[Element region listings]
+--

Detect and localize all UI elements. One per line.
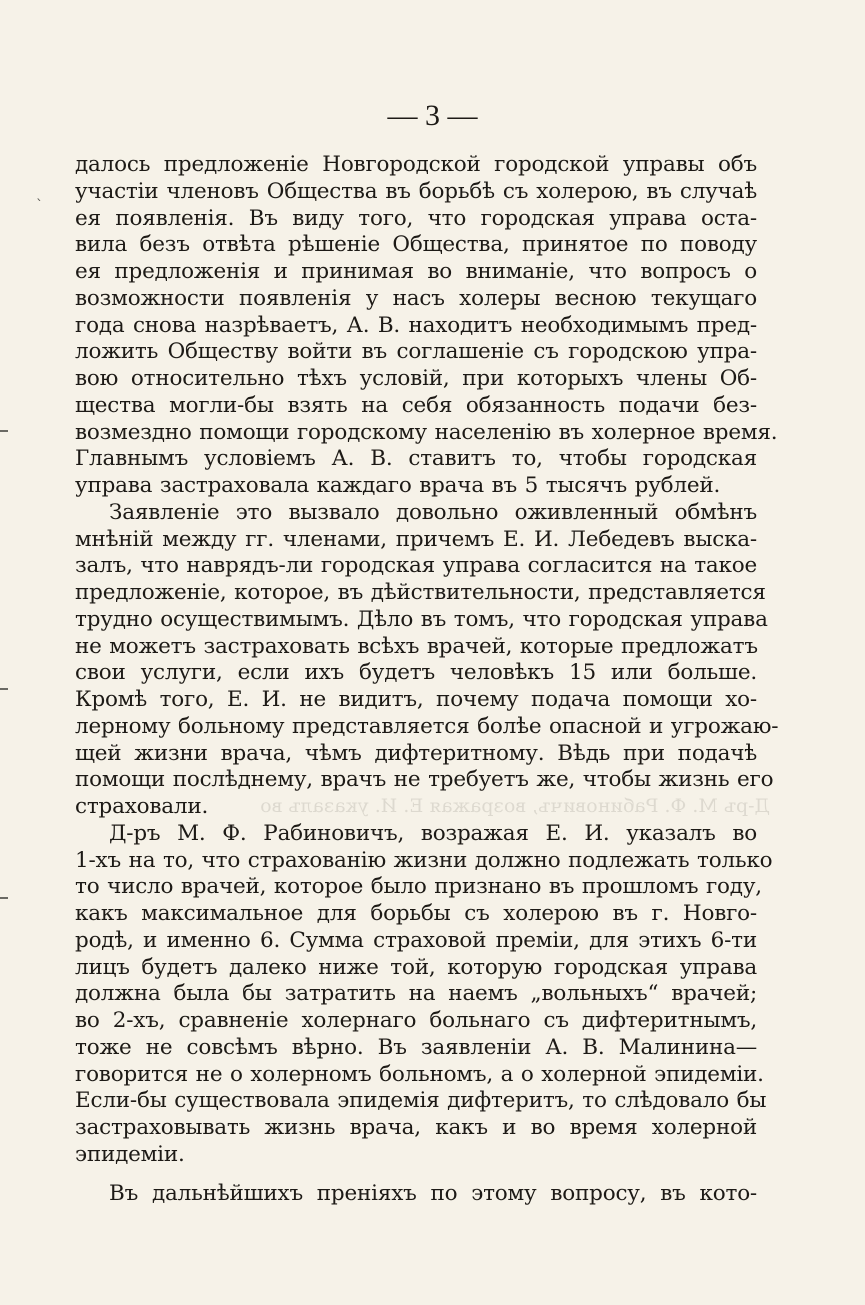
text-line: лерному больному представляется болѣе опасной и угрожаю- [75,713,779,739]
text-line: говорится не о холерномъ больномъ, а о холерной эпидеміи. [75,1061,764,1087]
text-line: Въ дальнѣйшихъ преніяхъ по этому вопросу, въ кото- [109,1180,757,1206]
text-line: 1-хъ на то, что страхованію жизни должно подлежать только [75,847,773,873]
text-line: далось предложеніе Новгородской городской управы объ [75,152,757,177]
paragraph-1 [75,152,778,500]
text-line: должна была бы затратить на наемъ „вольныхъ“ врачей; [75,981,757,1007]
text-line: не можетъ застраховать всѣхъ врачей, которые предложатъ [75,633,758,659]
text-line: Главнымъ условіемъ А. В. ставитъ то, чтобы городская [75,446,757,472]
text-line: мнѣній между гг. членами, причемъ Е. И. Лебедевъ выска- [75,526,757,552]
paragraph-spacer [75,1169,757,1181]
text-line: Если-бы существовала эпидемія дифтеритъ, то слѣдовало бы [75,1088,767,1114]
text-line: эпидеміи. [75,1141,185,1167]
margin-mark [0,430,8,432]
text-line: щества могли-бы взять на себя обязанность подачи без- [75,392,757,418]
text-line: трудно осуществимымъ. Дѣло въ томъ, что городская управа [75,606,768,632]
text-line: помощи послѣднему, врачъ не требуетъ же, чтобы жизнь его [75,767,774,793]
text-line: ложить Обществу войти въ соглашеніе съ городскою упра- [75,339,757,365]
text-line: то число врачей, которое было признано въ прошломъ году, [75,874,762,900]
text-line: Кромѣ того, Е. И. не видитъ, почему подача помощи хо- [75,687,757,712]
text-line: предложеніе, которое, въ дѣйствительности, представляется [75,580,766,605]
text-line: свои услуги, если ихъ будетъ человѣкъ 15 или больше. [75,660,757,686]
text-line: года снова назрѣваетъ, А. В. находитъ необходимымъ пред- [75,312,757,338]
text-line: застраховывать жизнь врача, какъ и во время холерной [75,1115,757,1140]
bleed-through-shadow: Д-ръ М. Ф. Рабиновичъ, возражая Е. И. указалъ во [260,795,770,817]
margin-mark [0,688,8,690]
text-line: тоже не совсѣмъ вѣрно. Въ заявленіи А. В. Малинина— [75,1034,757,1060]
paragraph-3 [75,820,773,1169]
text-line: вою относительно тѣхъ условій, при которыхъ члены Об- [75,366,757,391]
text-line: управа застраховала каждаго врача въ 5 тысячъ рублей. [75,473,721,498]
text-line: страховали. [75,794,209,819]
margin-mark [0,897,8,899]
body-text [75,152,779,1207]
text-line: какъ максимальное для борьбы съ холерою въ г. Новго- [75,901,757,926]
page-number: — 3 — [387,99,478,132]
paragraph-2 [75,499,779,821]
text-line: лицъ будетъ далеко ниже той, которую городская управа [75,954,757,980]
text-line: ея предложенія и принимая во вниманіе, что вопросъ о [75,259,757,284]
text-line: возможности появленія у насъ холеры весною текущаго [75,285,757,311]
paragraph-4 [75,1181,757,1208]
text-line: участіи членовъ Общества въ борьбѣ съ холерою, въ случаѣ [75,178,757,204]
text-line: ея появленія. Въ виду того, что городская управа оста- [75,205,757,231]
text-line: Заявленіе это вызвало довольно оживленный обмѣнъ [109,499,757,525]
margin-speck: ` [36,198,43,214]
text-line: Д-ръ М. Ф. Рабиновичъ, возражая Е. И. указалъ во [109,820,757,846]
text-line: вила безъ отвѣта рѣшеніе Общества, принятое по поводу [75,232,757,258]
text-line: во 2-хъ, сравненіе холернаго больнаго съ дифтеритнымъ, [75,1008,757,1033]
text-line: родѣ, и именно 6. Сумма страховой преміи, для этихъ 6-ти [75,927,757,953]
text-line: возмездно помощи городскому населенію въ холерное время. [75,419,778,445]
text-line: залъ, что наврядъ-ли городская управа согласится на такое [75,553,758,579]
text-line: щей жизни врача, чѣмъ дифтеритному. Вѣдь при подачѣ [75,740,757,766]
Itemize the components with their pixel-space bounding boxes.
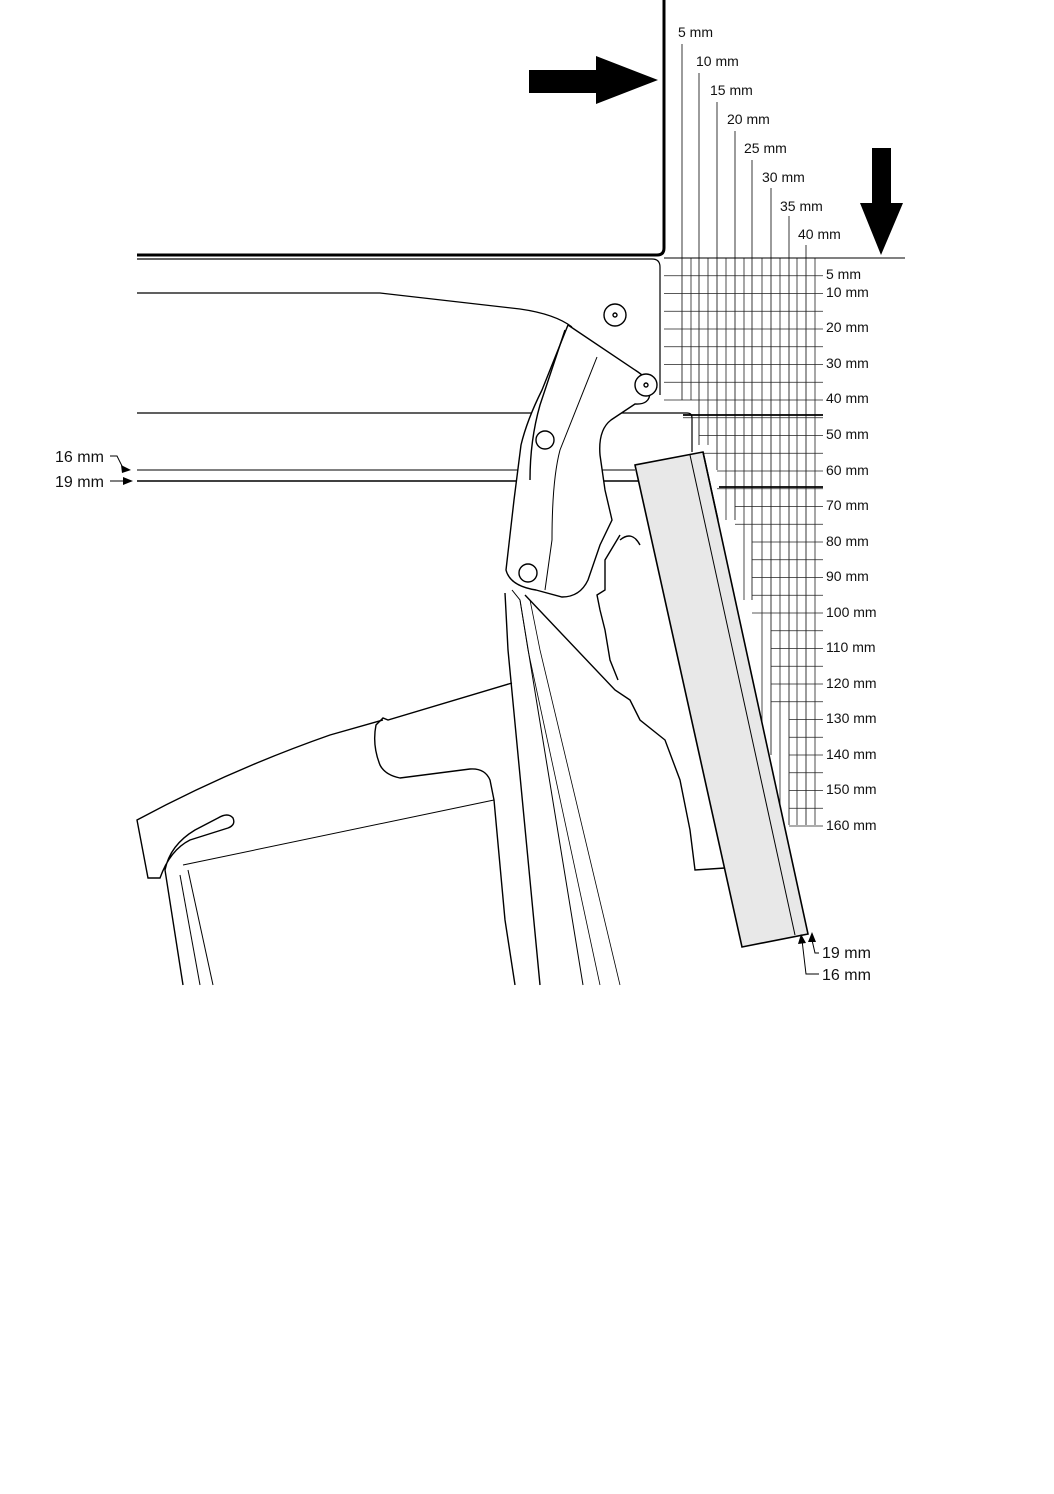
right-scale-label: 110 mm: [826, 639, 876, 655]
right-scale-label: 130 mm: [826, 710, 877, 726]
left-thickness-markers: [55, 449, 133, 491]
right-scale-label: 30 mm: [826, 355, 869, 371]
thickness-label-16-bottom: 16 mm: [822, 967, 871, 984]
top-scale-label: 35 mm: [780, 198, 823, 214]
thickness-label-19: 19 mm: [55, 474, 104, 491]
door-panel: [635, 452, 808, 947]
right-scale-label: 100 mm: [826, 604, 877, 620]
right-scale-label: 80 mm: [826, 533, 869, 549]
hinge-mechanism: [137, 535, 725, 985]
bottom-thickness-markers: [798, 932, 871, 984]
arrow-right-icon: [529, 56, 658, 104]
right-scale-label: 90 mm: [826, 568, 869, 584]
right-scale-label: 160 mm: [826, 817, 877, 833]
hinge-arm: [506, 304, 657, 597]
thickness-label-19-bottom: 19 mm: [822, 945, 871, 962]
arrow-down-icon: [860, 148, 903, 255]
top-scale-label: 25 mm: [744, 140, 787, 156]
top-scale-label: 30 mm: [762, 169, 805, 185]
right-scale-label: 50 mm: [826, 426, 869, 442]
right-scale: [826, 266, 877, 833]
top-scale-label: 10 mm: [696, 53, 739, 69]
right-scale-label: 5 mm: [826, 266, 861, 282]
right-scale-label: 140 mm: [826, 746, 877, 762]
top-scale-label: 5 mm: [678, 24, 713, 40]
thickness-label-16: 16 mm: [55, 449, 104, 466]
right-scale-label: 40 mm: [826, 390, 869, 406]
right-scale-label: 70 mm: [826, 497, 869, 513]
cabinet-panel: [137, 0, 905, 487]
right-scale-label: 10 mm: [826, 284, 869, 300]
top-scale-label: 15 mm: [710, 82, 753, 98]
right-scale-label: 60 mm: [826, 462, 869, 478]
top-scale-label: 20 mm: [727, 111, 770, 127]
right-scale-label: 20 mm: [826, 319, 869, 335]
right-scale-label: 150 mm: [826, 781, 877, 797]
top-scale-label: 40 mm: [798, 226, 841, 242]
right-scale-label: 120 mm: [826, 675, 877, 691]
top-scale: [678, 24, 841, 242]
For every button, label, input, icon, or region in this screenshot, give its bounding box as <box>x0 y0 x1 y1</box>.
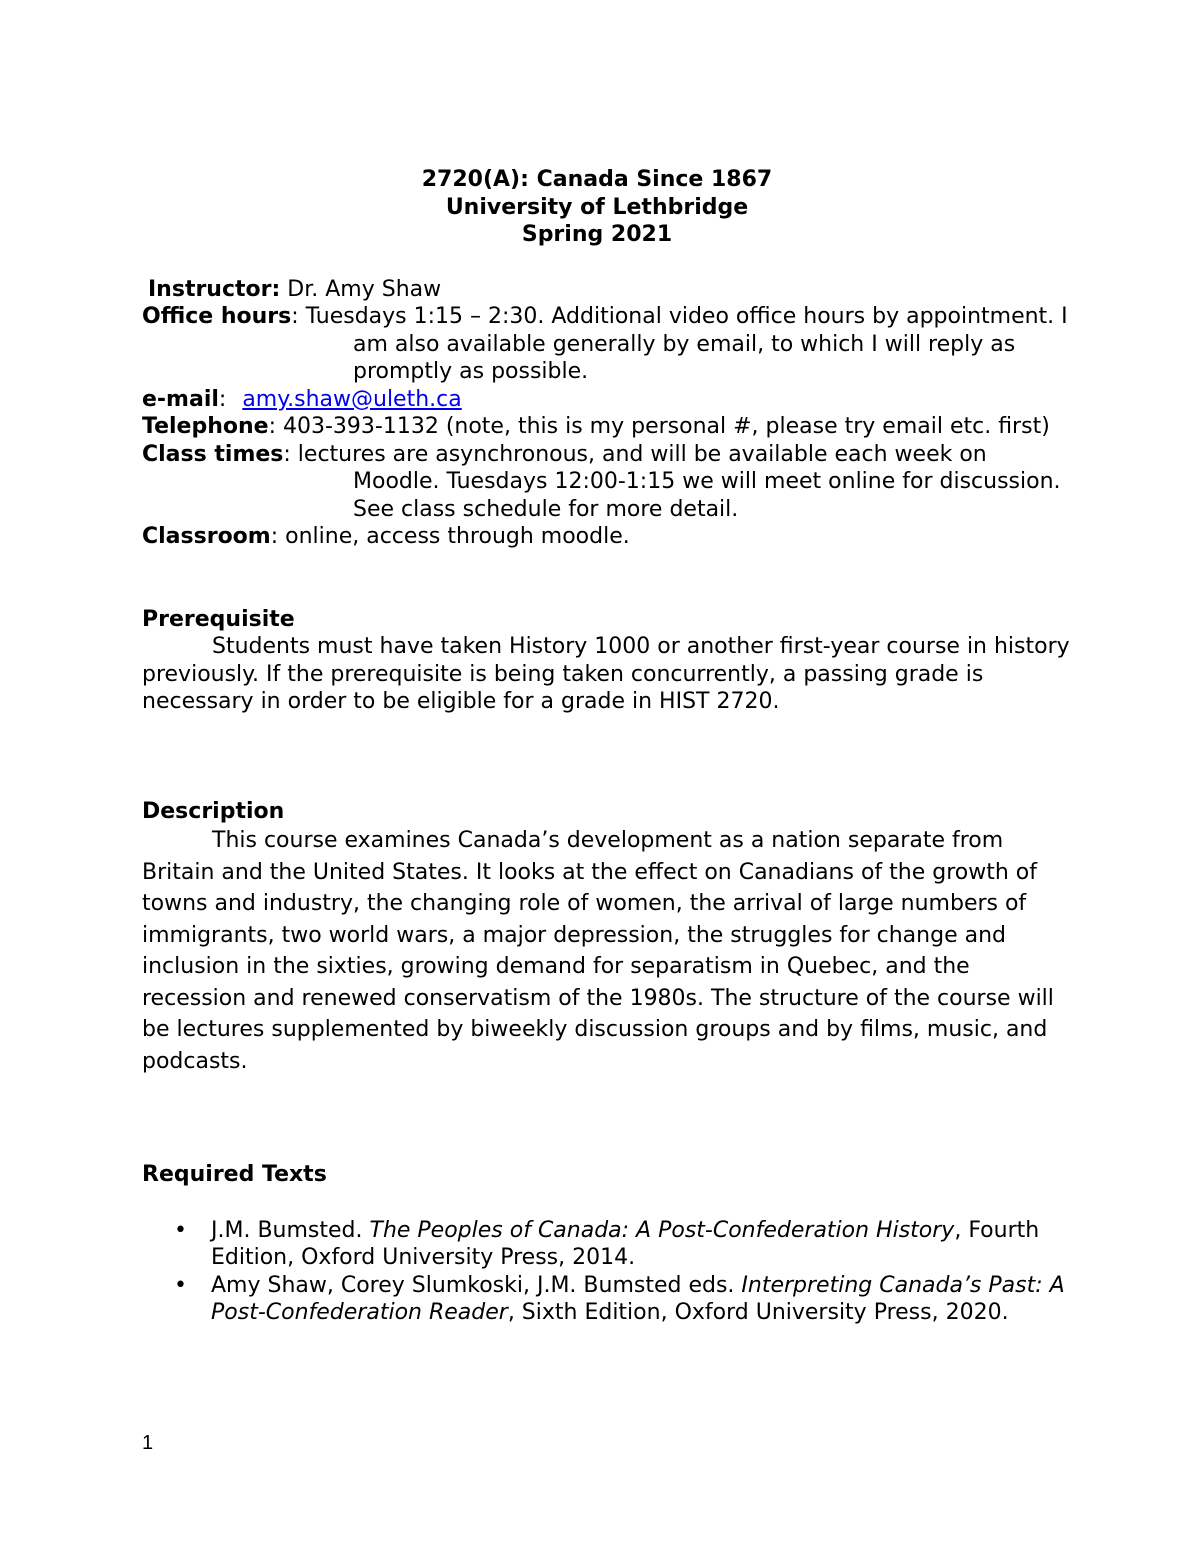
university-name: University of Lethbridge <box>445 194 749 220</box>
instructor-value: Dr. Amy Shaw <box>287 276 442 302</box>
description-body: This course examines Canada’s development as a nation separate from Britain and the United States. It looks at the effect on Canadians of the growth of towns and industry, the changing role of women, the arrival of large numbers of immigrants, two world wars, a major depression, the struggles for change and inclusion in the sixties, growing demand for separatism in Quebec, and the recession and renewed conservatism of the 1980s. The structure of the course will be lectures supplemented by biweekly discussion groups and by films, music, and podcasts. <box>142 828 1054 1074</box>
required-texts-section <box>142 1161 1072 1327</box>
bullet-icon: • <box>174 1217 187 1243</box>
text-title: Interpreting Canada’s Past: A Post-Confederation Reader <box>211 1272 1065 1325</box>
instructor-label: Instructor: <box>148 276 281 302</box>
prerequisite-body: Students must have taken History 1000 or another first-year course in history previously. If the prerequisite is being taken concurrently, a passing grade is necessary in order to be eligible for a grade in HIST 2720. <box>142 634 1070 714</box>
document-body <box>142 166 1072 1327</box>
course-info <box>142 276 1072 551</box>
classroom-line <box>142 523 1072 551</box>
class-times-line <box>142 441 1072 524</box>
email-link[interactable]: amy.shaw@uleth.ca <box>242 386 462 412</box>
classroom-value: : online, access through moodle. <box>270 524 630 549</box>
classroom-label: Classroom <box>142 524 271 549</box>
text-author: Amy Shaw, Corey Slumkoski, J.M. Bumsted eds. <box>211 1272 742 1298</box>
telephone-line <box>142 413 1072 441</box>
telephone-label: Telephone <box>142 414 269 439</box>
prerequisite-heading: Prerequisite <box>142 606 295 632</box>
text-author: J.M. Bumsted. <box>211 1217 370 1243</box>
bullet-icon: • <box>174 1272 187 1298</box>
required-texts-heading: Required Texts <box>142 1162 327 1187</box>
text-details: , Sixth Edition, Oxford University Press, 2020. <box>507 1300 1009 1325</box>
telephone-value: : 403-393-1132 (note, this is my personal #, please try email etc. first) <box>268 414 1050 439</box>
course-header <box>142 166 1052 249</box>
prerequisite-section <box>142 606 1072 716</box>
class-times-value: : lectures are asynchronous, and will be available each week on Moodle. Tuesdays 12:00-1:15 we will meet online for discussion. See class schedule for more detail. <box>283 441 1061 522</box>
description-section <box>142 798 1072 1078</box>
office-hours-label: Office hours <box>142 304 292 329</box>
office-hours-value: : Tuesdays 1:15 – 2:30. Additional video office hours by appointment. I am also available generally by email, to which I will reply as promptly as possible. <box>291 304 1068 384</box>
text-title: The Peoples of Canada: A Post-Confederation History <box>369 1217 955 1243</box>
email-label: e-mail <box>142 386 219 412</box>
list-item <box>142 1217 1072 1272</box>
required-texts-list <box>142 1217 1072 1327</box>
page-number: 1 <box>142 1432 154 1454</box>
office-hours-line <box>142 303 1072 386</box>
text-details: , Fourth Edition, Oxford University Press, 2014. <box>211 1217 1040 1270</box>
email-line <box>142 386 1072 414</box>
email-separator: : <box>218 386 227 412</box>
instructor-line <box>142 276 1072 304</box>
list-item <box>142 1272 1072 1327</box>
course-title: 2720(A): Canada Since 1867 <box>421 167 773 192</box>
class-times-label: Class times <box>142 441 284 467</box>
description-heading: Description <box>142 798 285 824</box>
term: Spring 2021 <box>521 222 673 247</box>
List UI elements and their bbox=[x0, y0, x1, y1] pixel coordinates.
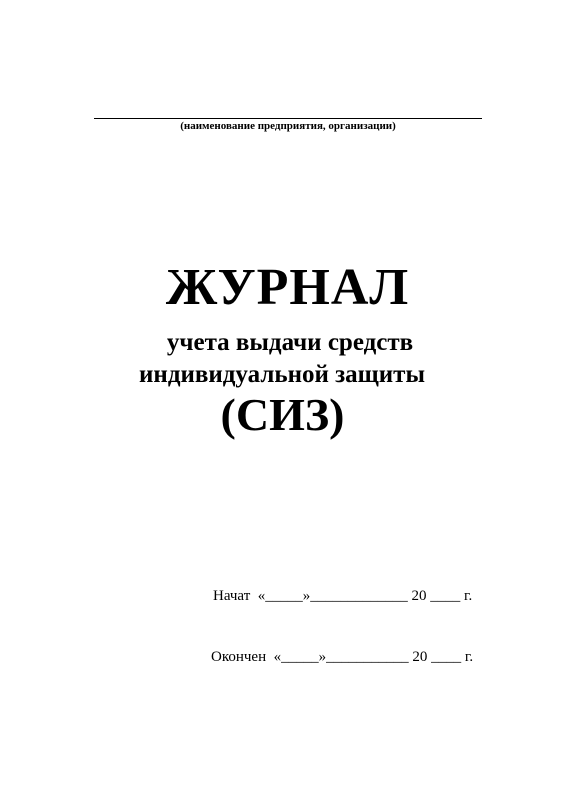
organization-caption: (наименование предприятия, организации) bbox=[180, 120, 396, 132]
end-date-row: Окончен «_____»___________ 20 ____ г. bbox=[211, 649, 474, 665]
start-date-row: Начат «_____»_____________ 20 ____ г. bbox=[213, 588, 473, 604]
journal-title: ЖУРНАЛ bbox=[165, 259, 410, 316]
journal-abbreviation: (СИЗ) bbox=[220, 389, 345, 440]
organization-name-line bbox=[94, 118, 482, 119]
journal-subtitle-line-2: индивидуальной защиты bbox=[139, 361, 425, 388]
journal-subtitle-line-1: учета выдачи средств bbox=[166, 329, 414, 356]
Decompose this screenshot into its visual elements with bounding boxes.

+--

*Problem to solve*
Copy the part of the listings above that opens with the line containing "text-line: лерному больному" and closes with the line containing "text-line: не можетъ", keeping every line unchanged and including both of those lines.

*Written solution*
text-line: лерному больному представляется болѣе опасной и угрожаю- [75,713,779,739]
text-line: говорится не о холерномъ больномъ, а о холерной эпидеміи. [75,1061,764,1087]
text-line: Въ дальнѣйшихъ преніяхъ по этому вопросу, въ кото- [109,1180,757,1206]
text-line: 1-хъ на то, что страхованію жизни должно подлежать только [75,847,773,873]
text-line: далось предложеніе Новгородской городской управы объ [75,152,757,177]
paragraph-1 [75,152,778,500]
text-line: должна была бы затратить на наемъ „вольныхъ“ врачей; [75,981,757,1007]
text-line: не можетъ застраховать всѣхъ врачей, которые предложатъ [75,633,758,659]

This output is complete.